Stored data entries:

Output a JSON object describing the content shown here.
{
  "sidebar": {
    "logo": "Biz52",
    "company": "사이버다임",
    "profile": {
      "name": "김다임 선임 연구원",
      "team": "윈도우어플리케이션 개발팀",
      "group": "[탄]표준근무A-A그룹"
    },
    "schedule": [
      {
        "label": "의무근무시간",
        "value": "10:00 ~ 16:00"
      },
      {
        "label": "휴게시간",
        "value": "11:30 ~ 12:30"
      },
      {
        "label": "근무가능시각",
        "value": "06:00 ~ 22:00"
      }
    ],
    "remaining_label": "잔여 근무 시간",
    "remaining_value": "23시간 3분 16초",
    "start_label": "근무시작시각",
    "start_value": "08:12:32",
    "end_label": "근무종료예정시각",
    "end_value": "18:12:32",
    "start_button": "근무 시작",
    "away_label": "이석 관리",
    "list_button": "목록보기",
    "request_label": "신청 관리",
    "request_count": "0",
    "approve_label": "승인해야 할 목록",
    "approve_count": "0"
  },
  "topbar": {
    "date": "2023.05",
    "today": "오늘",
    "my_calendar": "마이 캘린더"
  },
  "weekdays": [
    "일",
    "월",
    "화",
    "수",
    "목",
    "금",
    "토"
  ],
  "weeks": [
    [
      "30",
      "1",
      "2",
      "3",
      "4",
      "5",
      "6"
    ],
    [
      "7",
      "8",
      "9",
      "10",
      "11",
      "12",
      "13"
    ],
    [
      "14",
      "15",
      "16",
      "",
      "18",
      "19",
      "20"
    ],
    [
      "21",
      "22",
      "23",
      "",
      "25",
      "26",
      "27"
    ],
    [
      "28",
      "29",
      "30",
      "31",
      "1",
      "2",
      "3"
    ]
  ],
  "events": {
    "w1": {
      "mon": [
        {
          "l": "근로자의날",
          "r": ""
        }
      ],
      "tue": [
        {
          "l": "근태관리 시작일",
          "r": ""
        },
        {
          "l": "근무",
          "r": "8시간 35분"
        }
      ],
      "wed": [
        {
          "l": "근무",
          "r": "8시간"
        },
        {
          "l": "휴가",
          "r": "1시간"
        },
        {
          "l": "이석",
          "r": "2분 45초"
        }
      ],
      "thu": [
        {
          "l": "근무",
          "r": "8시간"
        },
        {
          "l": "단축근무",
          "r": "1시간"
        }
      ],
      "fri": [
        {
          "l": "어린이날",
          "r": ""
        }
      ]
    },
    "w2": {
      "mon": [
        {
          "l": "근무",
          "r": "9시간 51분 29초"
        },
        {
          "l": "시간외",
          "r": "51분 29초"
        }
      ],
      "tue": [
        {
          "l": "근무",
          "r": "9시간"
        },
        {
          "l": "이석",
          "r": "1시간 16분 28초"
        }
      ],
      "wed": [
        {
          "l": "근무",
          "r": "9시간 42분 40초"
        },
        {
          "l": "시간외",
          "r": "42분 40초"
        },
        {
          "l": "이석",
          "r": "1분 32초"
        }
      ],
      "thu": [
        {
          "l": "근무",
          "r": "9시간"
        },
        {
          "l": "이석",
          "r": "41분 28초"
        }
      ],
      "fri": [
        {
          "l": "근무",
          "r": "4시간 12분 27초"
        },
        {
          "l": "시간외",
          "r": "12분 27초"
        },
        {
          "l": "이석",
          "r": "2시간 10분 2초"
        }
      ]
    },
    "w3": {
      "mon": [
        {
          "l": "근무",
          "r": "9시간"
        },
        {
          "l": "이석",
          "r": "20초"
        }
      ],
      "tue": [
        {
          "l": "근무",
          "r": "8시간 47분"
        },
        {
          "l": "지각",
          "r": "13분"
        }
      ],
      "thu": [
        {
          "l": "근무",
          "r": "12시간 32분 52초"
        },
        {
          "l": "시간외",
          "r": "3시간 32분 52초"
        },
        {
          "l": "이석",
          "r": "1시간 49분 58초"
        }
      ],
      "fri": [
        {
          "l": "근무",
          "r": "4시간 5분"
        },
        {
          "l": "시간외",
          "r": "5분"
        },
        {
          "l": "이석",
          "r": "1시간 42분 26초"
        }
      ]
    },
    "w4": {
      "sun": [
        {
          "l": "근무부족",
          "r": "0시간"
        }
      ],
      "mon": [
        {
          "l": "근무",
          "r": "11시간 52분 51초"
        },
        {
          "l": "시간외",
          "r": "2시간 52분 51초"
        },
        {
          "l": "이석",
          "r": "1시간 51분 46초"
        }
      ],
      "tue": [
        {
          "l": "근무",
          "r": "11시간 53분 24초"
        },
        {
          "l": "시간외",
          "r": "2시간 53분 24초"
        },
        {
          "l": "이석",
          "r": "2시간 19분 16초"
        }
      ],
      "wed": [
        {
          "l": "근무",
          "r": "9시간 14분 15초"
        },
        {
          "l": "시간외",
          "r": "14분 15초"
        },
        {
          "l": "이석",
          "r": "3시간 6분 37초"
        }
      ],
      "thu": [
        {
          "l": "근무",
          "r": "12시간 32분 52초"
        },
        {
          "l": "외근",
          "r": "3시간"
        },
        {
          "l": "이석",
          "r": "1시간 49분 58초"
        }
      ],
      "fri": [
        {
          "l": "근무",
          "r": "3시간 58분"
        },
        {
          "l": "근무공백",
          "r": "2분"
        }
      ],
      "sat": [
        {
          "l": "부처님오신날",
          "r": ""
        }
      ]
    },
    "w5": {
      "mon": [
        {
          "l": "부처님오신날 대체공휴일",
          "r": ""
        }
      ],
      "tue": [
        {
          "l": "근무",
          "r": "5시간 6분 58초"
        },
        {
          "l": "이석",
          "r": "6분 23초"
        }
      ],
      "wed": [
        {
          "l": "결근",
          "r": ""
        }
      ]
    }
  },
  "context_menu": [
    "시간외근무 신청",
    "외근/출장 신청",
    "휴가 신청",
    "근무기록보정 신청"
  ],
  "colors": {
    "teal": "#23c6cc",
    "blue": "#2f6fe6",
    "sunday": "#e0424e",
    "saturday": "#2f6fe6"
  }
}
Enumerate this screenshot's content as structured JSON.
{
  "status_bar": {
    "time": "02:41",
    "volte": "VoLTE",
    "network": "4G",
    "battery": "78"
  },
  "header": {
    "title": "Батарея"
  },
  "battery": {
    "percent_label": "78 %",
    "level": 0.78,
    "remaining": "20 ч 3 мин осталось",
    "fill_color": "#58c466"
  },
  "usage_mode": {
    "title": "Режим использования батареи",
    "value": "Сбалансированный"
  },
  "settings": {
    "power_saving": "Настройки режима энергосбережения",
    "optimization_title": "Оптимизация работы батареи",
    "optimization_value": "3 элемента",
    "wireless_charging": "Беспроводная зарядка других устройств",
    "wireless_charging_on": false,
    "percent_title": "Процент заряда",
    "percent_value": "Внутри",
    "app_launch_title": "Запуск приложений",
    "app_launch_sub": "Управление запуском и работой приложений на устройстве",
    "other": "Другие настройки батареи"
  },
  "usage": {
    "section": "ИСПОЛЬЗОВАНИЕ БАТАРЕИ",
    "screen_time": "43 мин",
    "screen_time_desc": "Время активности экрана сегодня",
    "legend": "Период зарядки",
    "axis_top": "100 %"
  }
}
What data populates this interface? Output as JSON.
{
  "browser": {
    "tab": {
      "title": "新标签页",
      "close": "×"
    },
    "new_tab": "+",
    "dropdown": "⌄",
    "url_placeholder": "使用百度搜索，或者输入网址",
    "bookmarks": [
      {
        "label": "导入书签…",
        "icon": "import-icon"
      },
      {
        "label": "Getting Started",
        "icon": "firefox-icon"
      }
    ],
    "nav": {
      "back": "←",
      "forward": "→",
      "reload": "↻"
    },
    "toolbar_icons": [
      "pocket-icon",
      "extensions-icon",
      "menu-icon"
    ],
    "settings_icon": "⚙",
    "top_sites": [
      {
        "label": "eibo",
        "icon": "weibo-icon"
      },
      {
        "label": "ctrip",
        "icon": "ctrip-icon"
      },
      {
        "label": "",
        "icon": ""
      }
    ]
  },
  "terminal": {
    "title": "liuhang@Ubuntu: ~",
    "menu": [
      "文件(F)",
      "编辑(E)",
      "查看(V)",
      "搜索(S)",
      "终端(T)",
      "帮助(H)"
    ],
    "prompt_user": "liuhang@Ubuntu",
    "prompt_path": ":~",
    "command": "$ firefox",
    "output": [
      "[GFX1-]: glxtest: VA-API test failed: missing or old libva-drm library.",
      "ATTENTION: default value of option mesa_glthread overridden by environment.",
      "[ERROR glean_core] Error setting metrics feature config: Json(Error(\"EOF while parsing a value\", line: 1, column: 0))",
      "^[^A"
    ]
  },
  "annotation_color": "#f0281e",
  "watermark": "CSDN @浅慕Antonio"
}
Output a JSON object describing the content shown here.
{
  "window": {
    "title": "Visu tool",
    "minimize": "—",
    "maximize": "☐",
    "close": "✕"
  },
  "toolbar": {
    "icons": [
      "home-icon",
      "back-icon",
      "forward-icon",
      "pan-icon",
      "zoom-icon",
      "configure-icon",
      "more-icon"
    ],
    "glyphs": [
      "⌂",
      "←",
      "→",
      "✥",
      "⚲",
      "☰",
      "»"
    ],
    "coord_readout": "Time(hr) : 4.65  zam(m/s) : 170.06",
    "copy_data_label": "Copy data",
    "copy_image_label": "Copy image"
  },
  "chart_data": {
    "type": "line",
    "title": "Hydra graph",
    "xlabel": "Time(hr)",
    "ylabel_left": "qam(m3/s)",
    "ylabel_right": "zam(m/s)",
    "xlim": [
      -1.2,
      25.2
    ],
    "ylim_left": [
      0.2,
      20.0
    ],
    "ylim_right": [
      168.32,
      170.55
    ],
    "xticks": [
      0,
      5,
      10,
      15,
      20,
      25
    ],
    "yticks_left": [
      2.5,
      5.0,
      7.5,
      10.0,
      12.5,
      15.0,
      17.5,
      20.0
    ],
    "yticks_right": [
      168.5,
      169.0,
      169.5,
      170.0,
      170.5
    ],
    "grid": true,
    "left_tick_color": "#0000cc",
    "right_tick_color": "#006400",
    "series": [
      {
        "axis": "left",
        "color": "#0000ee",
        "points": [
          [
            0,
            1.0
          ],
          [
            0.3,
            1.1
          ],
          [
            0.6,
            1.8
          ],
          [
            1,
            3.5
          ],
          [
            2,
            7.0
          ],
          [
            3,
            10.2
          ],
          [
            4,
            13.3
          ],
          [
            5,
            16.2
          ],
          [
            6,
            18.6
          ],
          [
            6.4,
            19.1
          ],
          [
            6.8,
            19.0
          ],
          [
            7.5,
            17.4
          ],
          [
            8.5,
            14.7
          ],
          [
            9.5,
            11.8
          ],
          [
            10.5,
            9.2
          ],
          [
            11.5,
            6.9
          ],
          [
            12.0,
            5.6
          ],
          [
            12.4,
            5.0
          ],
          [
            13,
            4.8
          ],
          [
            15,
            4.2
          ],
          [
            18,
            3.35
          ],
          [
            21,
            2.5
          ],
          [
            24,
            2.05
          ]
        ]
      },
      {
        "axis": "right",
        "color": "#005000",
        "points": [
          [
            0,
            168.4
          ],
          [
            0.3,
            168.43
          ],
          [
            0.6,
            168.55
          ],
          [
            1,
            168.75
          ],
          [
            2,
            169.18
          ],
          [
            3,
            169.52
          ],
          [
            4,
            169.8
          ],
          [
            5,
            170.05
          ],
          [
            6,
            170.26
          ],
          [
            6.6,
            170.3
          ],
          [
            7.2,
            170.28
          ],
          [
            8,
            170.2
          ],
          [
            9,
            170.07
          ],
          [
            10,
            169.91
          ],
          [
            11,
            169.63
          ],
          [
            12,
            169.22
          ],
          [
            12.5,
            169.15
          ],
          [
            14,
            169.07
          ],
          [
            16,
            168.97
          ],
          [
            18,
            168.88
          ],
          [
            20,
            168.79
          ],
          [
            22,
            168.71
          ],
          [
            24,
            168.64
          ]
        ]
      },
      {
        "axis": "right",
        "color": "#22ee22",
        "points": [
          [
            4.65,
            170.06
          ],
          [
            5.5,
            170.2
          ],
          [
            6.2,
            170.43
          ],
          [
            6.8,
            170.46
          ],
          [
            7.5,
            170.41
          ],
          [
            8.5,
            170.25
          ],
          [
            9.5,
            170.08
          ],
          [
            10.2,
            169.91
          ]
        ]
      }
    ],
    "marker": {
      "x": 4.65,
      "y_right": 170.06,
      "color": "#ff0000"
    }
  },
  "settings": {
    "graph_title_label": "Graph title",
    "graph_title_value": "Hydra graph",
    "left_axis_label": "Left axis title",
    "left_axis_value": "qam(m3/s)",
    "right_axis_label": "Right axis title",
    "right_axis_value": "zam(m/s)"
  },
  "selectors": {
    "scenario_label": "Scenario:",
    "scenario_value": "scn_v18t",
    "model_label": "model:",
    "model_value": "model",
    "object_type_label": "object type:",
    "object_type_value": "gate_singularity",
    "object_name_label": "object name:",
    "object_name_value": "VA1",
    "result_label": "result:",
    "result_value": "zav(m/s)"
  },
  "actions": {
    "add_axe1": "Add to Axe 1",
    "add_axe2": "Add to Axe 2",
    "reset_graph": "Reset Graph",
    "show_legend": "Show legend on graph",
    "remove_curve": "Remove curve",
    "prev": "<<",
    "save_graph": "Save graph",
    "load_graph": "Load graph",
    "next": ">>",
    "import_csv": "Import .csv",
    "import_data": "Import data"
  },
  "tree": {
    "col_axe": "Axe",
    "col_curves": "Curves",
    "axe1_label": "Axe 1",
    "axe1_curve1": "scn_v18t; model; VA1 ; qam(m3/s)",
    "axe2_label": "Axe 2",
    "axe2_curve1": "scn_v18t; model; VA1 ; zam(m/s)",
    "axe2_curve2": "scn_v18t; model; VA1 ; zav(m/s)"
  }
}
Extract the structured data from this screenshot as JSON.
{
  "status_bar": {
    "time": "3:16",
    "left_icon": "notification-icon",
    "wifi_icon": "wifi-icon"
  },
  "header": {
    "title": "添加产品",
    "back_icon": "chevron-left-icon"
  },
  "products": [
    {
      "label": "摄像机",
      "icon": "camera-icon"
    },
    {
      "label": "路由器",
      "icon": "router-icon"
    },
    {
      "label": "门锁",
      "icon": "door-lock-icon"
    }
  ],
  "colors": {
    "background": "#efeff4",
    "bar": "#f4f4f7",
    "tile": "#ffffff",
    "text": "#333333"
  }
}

▸ TASK DESCRIPTION: Looking at the records above, count the lines where the word "structured" appears. State only the number.

▸ REPLY: 2